■ Task objective
Make an exact copy of each entry, leaving out every picture.

=-=-=-=-=

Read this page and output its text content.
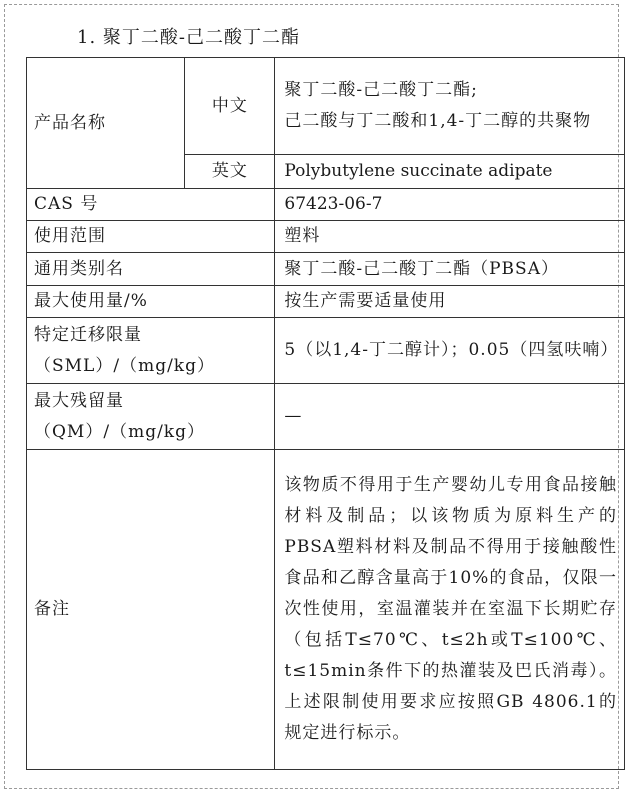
1. 聚丁二酸-己二酸丁二酯
产品名称	中文	聚丁二酸-己二酸丁二酯;
己二酸与丁二酸和1,4-丁二醇的共聚物

	英文	Polybutylene succinate adipate
CAS 号		67423-06-7
使用范围		塑料
通用类别名		聚丁二酸-己二酸丁二酯（PBSA）
最大使用量/%		按生产需要适量使用

特定迁移限量
（SML）/（mg/kg）		5（以1,4-丁二醇计）；0.05（四氢呋喃）

最大残留量
（QM）/（mg/kg）		—
备注		该物质不得用于生产婴幼儿专用食品接触材料及制品；以该物质为原料生产的PBSA塑料材料及制品不得用于接触酸性食品和乙醇含量高于10%的食品，仅限一次性使用，室温灌装并在室温下长期贮存（包括T≤70℃、t≤2h或T≤100℃、t≤15min条件下的热灌装及巴氏消毒）。上述限制使用要求应按照GB 4806.1的规定进行标示。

=-=-=-=-=

■ Solution to the problem
Read this page and output its text content.
1. 聚丁二酸-己二酸丁二酯
产品名称	中文	聚丁二酸-己二酸丁二酯;
己二酸与丁二酸和1,4-丁二醇的共聚物

	英文	Polybutylene succinate adipate
CAS 号		67423-06-7
使用范围		塑料
通用类别名		聚丁二酸-己二酸丁二酯（PBSA）
最大使用量/%		按生产需要适量使用

特定迁移限量
（SML）/（mg/kg）		5（以1,4-丁二醇计）；0.05（四氢呋喃）

最大残留量
（QM）/（mg/kg）		—
备注		该物质不得用于生产婴幼儿专用食品接触材料及制品；以该物质为原料生产的PBSA塑料材料及制品不得用于接触酸性食品和乙醇含量高于10%的食品，仅限一次性使用，室温灌装并在室温下长期贮存（包括T≤70℃、t≤2h或T≤100℃、t≤15min条件下的热灌装及巴氏消毒）。上述限制使用要求应按照GB 4806.1的规定进行标示。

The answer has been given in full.